#### [WHAT IS BEING ASKED]
Your task is to repeat the entries word for word while leaving out the pictures.

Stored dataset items
========
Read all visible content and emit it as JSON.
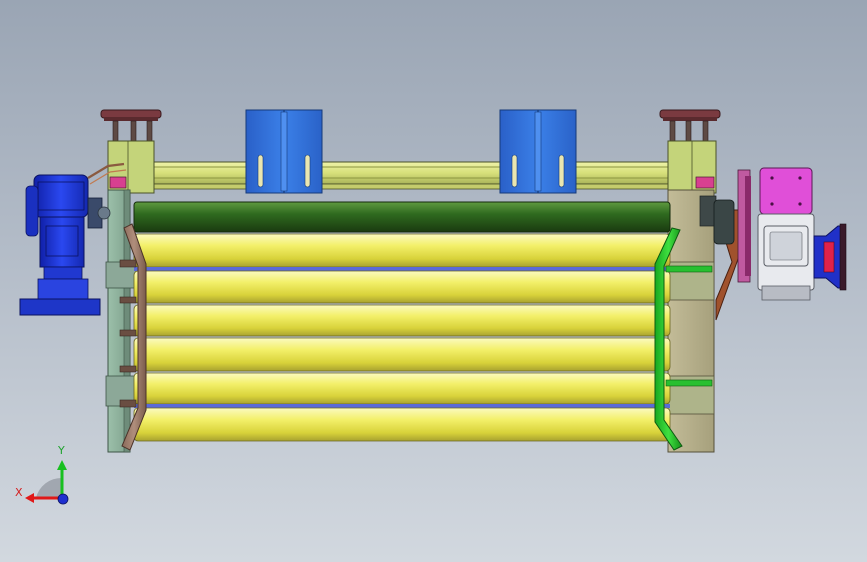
{
  "triad": {
    "x_label": "X",
    "y_label": "Y",
    "colors": {
      "x": "#e01818",
      "y": "#18c020",
      "z": "#1e2fd0"
    }
  },
  "colors": {
    "background_top": "#9aa5b4",
    "background_bottom": "#d2d8df",
    "roller_yellow": "#f2ef5a",
    "roller_green": "#2f6a1f",
    "bracket_blue": "#2f6fd8",
    "motor_blue": "#1a35d8",
    "gearbox_magenta": "#e04fd8",
    "frame_olive": "#d7e07a",
    "side_plate_tan": "#b4ad8a",
    "side_plate_teal": "#8eb19c"
  },
  "icons": [
    "coordinate-triad-icon"
  ]
}
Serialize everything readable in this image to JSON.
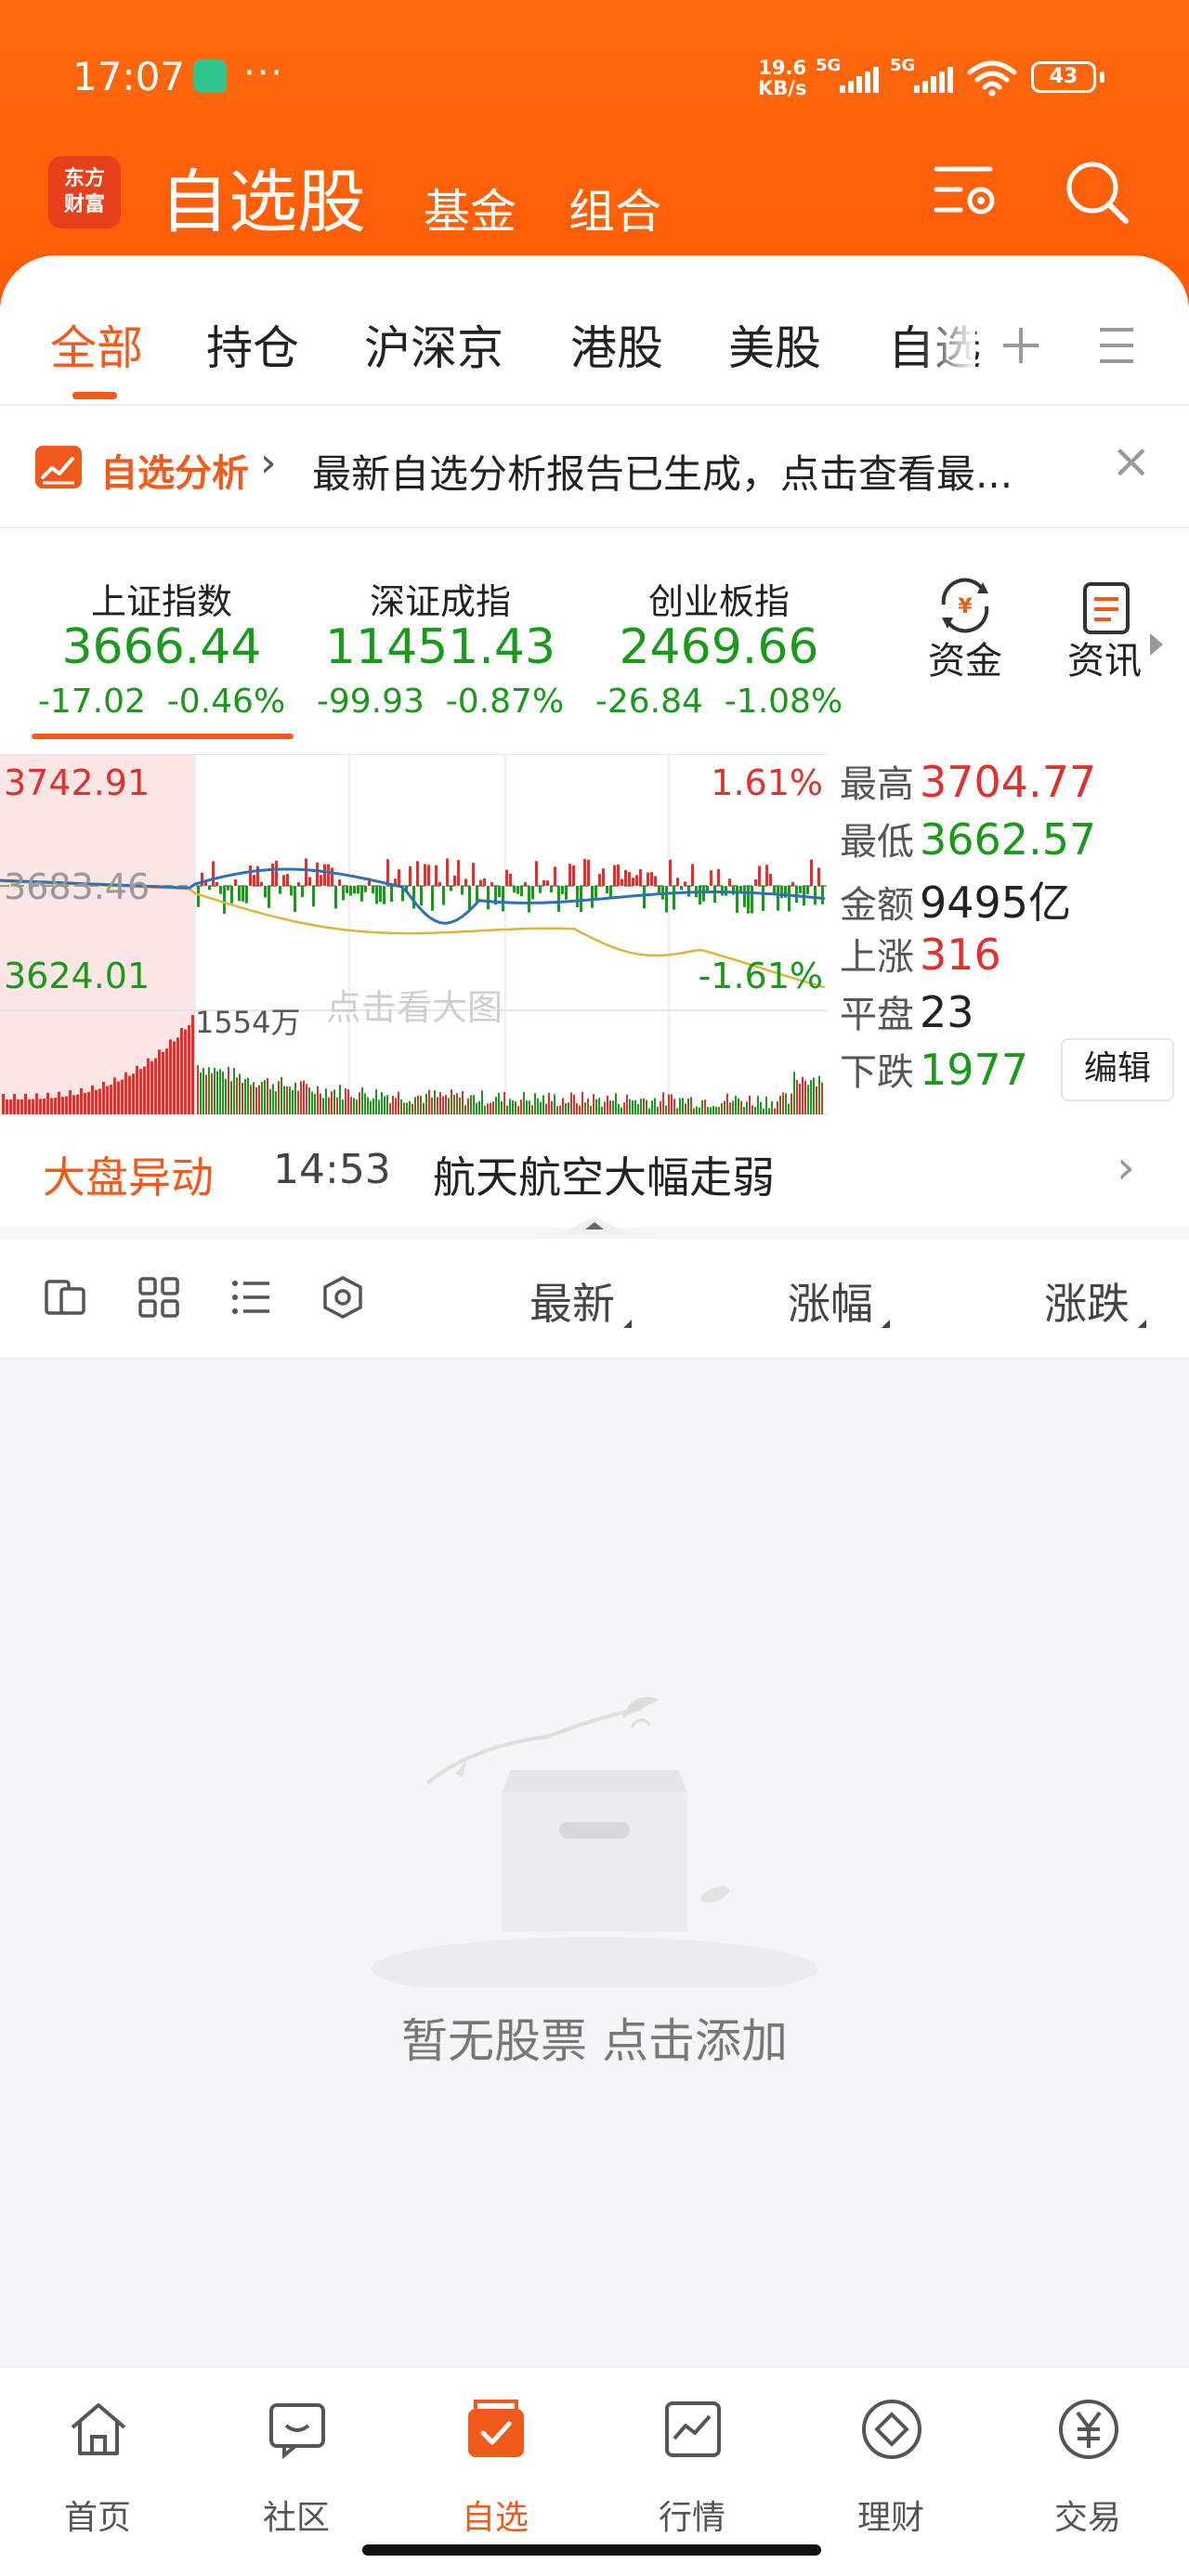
{
  "status_bar": {
    "time": "17:07",
    "more": "···",
    "net_speed_value": "19.6",
    "net_speed_unit": "KB/s",
    "signal1_label": "5G",
    "signal2_label": "5G",
    "battery": "43"
  },
  "header": {
    "logo_line1": "东方",
    "logo_line2": "财富",
    "title": "自选股",
    "tabs": [
      "基金",
      "组合"
    ],
    "icons": [
      "settings-list-icon",
      "search-icon"
    ]
  },
  "tabs": {
    "items": [
      "全部",
      "持仓",
      "沪深京",
      "港股",
      "美股",
      "自选"
    ],
    "active": "全部",
    "icons": [
      "plus-icon",
      "menu-icon"
    ]
  },
  "analysis_banner": {
    "title": "自选分析",
    "text": "最新自选分析报告已生成，点击查看最...",
    "close": "×"
  },
  "indices": [
    {
      "name": "上证指数",
      "value": "3666.44",
      "change": "-17.02",
      "pct": "-0.46%"
    },
    {
      "name": "深证成指",
      "value": "11451.43",
      "change": "-99.93",
      "pct": "-0.87%"
    },
    {
      "name": "创业板指",
      "value": "2469.66",
      "change": "-26.84",
      "pct": "-1.08%"
    }
  ],
  "index_buttons": [
    {
      "label": "资金",
      "icon": "fund-flow-icon"
    },
    {
      "label": "资讯",
      "icon": "news-icon"
    }
  ],
  "mini_chart": {
    "high_label": "3742.91",
    "mid_label": "3683.46",
    "low_label": "3624.01",
    "pct_high": "1.61%",
    "pct_low": "-1.61%",
    "volume_label": "1554万",
    "watermark": "点击看大图",
    "colors": {
      "up": "#e0312e",
      "down": "#1a9a1a",
      "line": "#2e6fb5",
      "avg": "#e0b43a"
    }
  },
  "market_stats": [
    {
      "key": "最高",
      "value": "3704.77",
      "color": "#e0312e"
    },
    {
      "key": "最低",
      "value": "3662.57",
      "color": "#1a9a1a"
    },
    {
      "key": "金额",
      "value": "9495亿",
      "color": "#222222"
    },
    {
      "key": "上涨",
      "value": "316",
      "color": "#e0312e"
    },
    {
      "key": "平盘",
      "value": "23",
      "color": "#222222"
    },
    {
      "key": "下跌",
      "value": "1977",
      "color": "#1a9a1a"
    }
  ],
  "edit_button": "编辑",
  "market_movement": {
    "label": "大盘异动",
    "time": "14:53",
    "text": "航天航空大幅走弱"
  },
  "sort_bar": {
    "view_icons": [
      "card-view-icon",
      "grid-view-icon",
      "list-view-icon",
      "settings-icon"
    ],
    "columns": [
      "最新",
      "涨幅",
      "涨跌"
    ]
  },
  "empty_state": {
    "text": "暂无股票  点击添加"
  },
  "bottom_nav": [
    {
      "label": "首页",
      "icon": "home-icon"
    },
    {
      "label": "社区",
      "icon": "community-icon"
    },
    {
      "label": "自选",
      "icon": "watchlist-icon"
    },
    {
      "label": "行情",
      "icon": "market-icon"
    },
    {
      "label": "理财",
      "icon": "wealth-icon"
    },
    {
      "label": "交易",
      "icon": "trade-icon"
    }
  ],
  "bottom_nav_active": "自选"
}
========
#### [EXERCISE RESULT]
Read all visible content and emit it as JSON.
{
  "triad": {
    "x_label": "X",
    "y_label": "Y",
    "colors": {
      "x": "#e01818",
      "y": "#18c020",
      "z": "#1e2fd0"
    }
  },
  "colors": {
    "background_top": "#9aa5b4",
    "background_bottom": "#d2d8df",
    "roller_yellow": "#f2ef5a",
    "roller_green": "#2f6a1f",
    "bracket_blue": "#2f6fd8",
    "motor_blue": "#1a35d8",
    "gearbox_magenta": "#e04fd8",
    "frame_olive": "#d7e07a",
    "side_plate_tan": "#b4ad8a",
    "side_plate_teal": "#8eb19c"
  },
  "icons": [
    "coordinate-triad-icon"
  ]
}
Serialize everything readable in this image to JSON.
{
  "status_bar": {
    "time": "17:07",
    "more": "···",
    "net_speed_value": "19.6",
    "net_speed_unit": "KB/s",
    "signal1_label": "5G",
    "signal2_label": "5G",
    "battery": "43"
  },
  "header": {
    "logo_line1": "东方",
    "logo_line2": "财富",
    "title": "自选股",
    "tabs": [
      "基金",
      "组合"
    ],
    "icons": [
      "settings-list-icon",
      "search-icon"
    ]
  },
  "tabs": {
    "items": [
      "全部",
      "持仓",
      "沪深京",
      "港股",
      "美股",
      "自选"
    ],
    "active": "全部",
    "icons": [
      "plus-icon",
      "menu-icon"
    ]
  },
  "analysis_banner": {
    "title": "自选分析",
    "text": "最新自选分析报告已生成，点击查看最...",
    "close": "×"
  },
  "indices": [
    {
      "name": "上证指数",
      "value": "3666.44",
      "change": "-17.02",
      "pct": "-0.46%"
    },
    {
      "name": "深证成指",
      "value": "11451.43",
      "change": "-99.93",
      "pct": "-0.87%"
    },
    {
      "name": "创业板指",
      "value": "2469.66",
      "change": "-26.84",
      "pct": "-1.08%"
    }
  ],
  "index_buttons": [
    {
      "label": "资金",
      "icon": "fund-flow-icon"
    },
    {
      "label": "资讯",
      "icon": "news-icon"
    }
  ],
  "mini_chart": {
    "high_label": "3742.91",
    "mid_label": "3683.46",
    "low_label": "3624.01",
    "pct_high": "1.61%",
    "pct_low": "-1.61%",
    "volume_label": "1554万",
    "watermark": "点击看大图",
    "colors": {
      "up": "#e0312e",
      "down": "#1a9a1a",
      "line": "#2e6fb5",
      "avg": "#e0b43a"
    }
  },
  "market_stats": [
    {
      "key": "最高",
      "value": "3704.77",
      "color": "#e0312e"
    },
    {
      "key": "最低",
      "value": "3662.57",
      "color": "#1a9a1a"
    },
    {
      "key": "金额",
      "value": "9495亿",
      "color": "#222222"
    },
    {
      "key": "上涨",
      "value": "316",
      "color": "#e0312e"
    },
    {
      "key": "平盘",
      "value": "23",
      "color": "#222222"
    },
    {
      "key": "下跌",
      "value": "1977",
      "color": "#1a9a1a"
    }
  ],
  "edit_button": "编辑",
  "market_movement": {
    "label": "大盘异动",
    "time": "14:53",
    "text": "航天航空大幅走弱"
  },
  "sort_bar": {
    "view_icons": [
      "card-view-icon",
      "grid-view-icon",
      "list-view-icon",
      "settings-icon"
    ],
    "columns": [
      "最新",
      "涨幅",
      "涨跌"
    ]
  },
  "empty_state": {
    "text": "暂无股票  点击添加"
  },
  "bottom_nav": [
    {
      "label": "首页",
      "icon": "home-icon"
    },
    {
      "label": "社区",
      "icon": "community-icon"
    },
    {
      "label": "自选",
      "icon": "watchlist-icon"
    },
    {
      "label": "行情",
      "icon": "market-icon"
    },
    {
      "label": "理财",
      "icon": "wealth-icon"
    },
    {
      "label": "交易",
      "icon": "trade-icon"
    }
  ],
  "bottom_nav_active": "自选"
}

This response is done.